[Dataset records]
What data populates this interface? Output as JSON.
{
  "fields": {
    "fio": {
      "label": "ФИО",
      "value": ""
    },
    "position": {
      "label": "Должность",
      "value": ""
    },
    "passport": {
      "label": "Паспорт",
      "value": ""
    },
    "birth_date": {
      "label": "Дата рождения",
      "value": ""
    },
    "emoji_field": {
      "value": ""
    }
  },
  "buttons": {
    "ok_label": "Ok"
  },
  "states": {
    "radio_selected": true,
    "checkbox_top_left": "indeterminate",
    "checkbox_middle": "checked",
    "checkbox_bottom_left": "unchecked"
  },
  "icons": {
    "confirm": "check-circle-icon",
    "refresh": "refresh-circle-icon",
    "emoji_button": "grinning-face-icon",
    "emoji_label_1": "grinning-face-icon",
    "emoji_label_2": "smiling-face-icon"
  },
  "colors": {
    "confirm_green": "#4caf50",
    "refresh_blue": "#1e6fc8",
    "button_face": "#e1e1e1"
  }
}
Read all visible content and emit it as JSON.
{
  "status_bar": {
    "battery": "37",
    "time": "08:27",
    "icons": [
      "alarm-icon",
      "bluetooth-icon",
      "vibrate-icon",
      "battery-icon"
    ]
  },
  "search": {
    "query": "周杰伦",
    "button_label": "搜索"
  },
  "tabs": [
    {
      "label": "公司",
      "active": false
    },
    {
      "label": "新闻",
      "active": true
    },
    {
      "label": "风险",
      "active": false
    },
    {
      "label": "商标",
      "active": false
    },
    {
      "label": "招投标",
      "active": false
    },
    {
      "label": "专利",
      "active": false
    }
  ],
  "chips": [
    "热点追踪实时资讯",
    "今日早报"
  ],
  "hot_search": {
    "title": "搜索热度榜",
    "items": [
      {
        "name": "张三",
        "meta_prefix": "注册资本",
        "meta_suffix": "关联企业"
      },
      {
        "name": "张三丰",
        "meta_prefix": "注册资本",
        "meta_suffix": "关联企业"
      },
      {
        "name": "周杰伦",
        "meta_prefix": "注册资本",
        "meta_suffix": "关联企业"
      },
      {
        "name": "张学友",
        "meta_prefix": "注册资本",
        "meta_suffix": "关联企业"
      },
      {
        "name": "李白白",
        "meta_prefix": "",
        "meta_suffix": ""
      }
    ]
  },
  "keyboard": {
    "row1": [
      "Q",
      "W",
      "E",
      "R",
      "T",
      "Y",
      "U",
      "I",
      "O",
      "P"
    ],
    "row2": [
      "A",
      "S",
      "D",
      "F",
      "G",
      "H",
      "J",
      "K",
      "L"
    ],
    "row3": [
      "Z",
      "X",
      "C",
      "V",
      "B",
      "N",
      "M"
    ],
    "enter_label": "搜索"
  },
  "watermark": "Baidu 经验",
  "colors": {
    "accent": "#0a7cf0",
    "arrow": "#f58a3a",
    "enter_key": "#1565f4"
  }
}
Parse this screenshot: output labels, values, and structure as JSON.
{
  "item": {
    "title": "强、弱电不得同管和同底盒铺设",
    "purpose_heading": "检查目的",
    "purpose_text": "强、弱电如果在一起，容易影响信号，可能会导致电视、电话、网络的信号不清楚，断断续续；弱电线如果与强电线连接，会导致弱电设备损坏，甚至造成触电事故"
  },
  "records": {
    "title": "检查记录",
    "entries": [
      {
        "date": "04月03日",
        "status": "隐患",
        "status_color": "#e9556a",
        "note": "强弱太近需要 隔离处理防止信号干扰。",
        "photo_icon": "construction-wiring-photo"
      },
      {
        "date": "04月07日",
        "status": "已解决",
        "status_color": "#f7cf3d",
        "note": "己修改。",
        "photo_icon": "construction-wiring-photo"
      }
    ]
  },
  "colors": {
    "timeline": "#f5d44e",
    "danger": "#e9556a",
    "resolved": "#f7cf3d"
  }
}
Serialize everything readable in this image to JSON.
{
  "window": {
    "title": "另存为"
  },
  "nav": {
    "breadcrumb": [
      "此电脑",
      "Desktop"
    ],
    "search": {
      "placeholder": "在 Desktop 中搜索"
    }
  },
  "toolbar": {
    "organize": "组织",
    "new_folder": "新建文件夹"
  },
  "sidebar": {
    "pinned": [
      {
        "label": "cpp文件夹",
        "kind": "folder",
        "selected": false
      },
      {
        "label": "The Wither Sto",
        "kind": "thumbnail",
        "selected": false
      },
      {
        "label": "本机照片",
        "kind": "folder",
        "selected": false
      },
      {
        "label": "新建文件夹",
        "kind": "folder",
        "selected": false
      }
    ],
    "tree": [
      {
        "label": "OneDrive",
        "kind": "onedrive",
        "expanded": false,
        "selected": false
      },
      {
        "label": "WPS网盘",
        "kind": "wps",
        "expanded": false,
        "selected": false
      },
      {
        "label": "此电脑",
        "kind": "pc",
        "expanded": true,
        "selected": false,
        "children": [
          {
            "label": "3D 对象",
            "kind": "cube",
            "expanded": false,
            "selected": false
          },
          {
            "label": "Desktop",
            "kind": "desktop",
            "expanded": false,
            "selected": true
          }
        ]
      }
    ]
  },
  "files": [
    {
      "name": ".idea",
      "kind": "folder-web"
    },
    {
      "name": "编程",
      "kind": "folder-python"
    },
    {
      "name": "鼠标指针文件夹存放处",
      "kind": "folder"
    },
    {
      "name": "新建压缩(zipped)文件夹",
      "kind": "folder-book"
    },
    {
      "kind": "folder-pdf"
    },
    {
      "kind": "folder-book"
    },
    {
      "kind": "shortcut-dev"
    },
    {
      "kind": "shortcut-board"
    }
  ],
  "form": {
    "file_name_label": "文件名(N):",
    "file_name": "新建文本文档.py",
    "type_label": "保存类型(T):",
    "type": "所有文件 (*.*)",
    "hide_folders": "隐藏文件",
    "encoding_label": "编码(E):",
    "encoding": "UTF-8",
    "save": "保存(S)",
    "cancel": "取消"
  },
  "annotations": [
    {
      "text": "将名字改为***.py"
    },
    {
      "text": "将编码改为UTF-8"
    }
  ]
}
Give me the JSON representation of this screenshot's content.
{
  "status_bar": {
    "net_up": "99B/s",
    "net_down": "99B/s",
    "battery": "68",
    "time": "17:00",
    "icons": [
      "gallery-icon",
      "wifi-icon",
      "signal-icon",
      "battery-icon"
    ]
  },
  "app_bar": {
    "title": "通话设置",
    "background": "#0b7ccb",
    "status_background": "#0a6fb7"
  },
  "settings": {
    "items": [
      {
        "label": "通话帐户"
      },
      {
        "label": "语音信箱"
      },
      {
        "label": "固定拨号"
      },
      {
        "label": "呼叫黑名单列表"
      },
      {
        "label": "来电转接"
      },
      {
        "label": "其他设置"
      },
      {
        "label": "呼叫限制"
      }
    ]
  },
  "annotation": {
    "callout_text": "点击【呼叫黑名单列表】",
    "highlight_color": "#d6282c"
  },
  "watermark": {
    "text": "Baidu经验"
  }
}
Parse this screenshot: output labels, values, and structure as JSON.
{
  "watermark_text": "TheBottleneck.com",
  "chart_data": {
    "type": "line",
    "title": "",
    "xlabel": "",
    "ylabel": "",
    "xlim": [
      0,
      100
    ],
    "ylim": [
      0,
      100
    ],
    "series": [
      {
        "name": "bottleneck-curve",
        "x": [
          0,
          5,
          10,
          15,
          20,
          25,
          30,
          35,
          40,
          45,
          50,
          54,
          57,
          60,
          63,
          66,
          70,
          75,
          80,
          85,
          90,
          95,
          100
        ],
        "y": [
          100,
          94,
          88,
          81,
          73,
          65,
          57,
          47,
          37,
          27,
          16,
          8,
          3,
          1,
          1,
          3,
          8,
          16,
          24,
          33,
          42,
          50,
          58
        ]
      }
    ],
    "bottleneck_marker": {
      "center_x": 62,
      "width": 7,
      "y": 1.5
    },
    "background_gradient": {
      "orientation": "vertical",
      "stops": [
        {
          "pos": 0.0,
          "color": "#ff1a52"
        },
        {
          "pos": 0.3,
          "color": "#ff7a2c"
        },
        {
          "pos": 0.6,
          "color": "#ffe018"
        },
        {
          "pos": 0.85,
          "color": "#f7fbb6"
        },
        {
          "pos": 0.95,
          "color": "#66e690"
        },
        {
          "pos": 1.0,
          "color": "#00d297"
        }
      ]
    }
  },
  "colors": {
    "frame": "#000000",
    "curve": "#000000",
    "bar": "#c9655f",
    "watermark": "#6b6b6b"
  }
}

• Aim of the task:
Lines of the material that contain the word "content" are to be gathered.

• Correct answer:
Read all visible content and emit it as JSON.
Give me the JSON representation of this screenshot's content.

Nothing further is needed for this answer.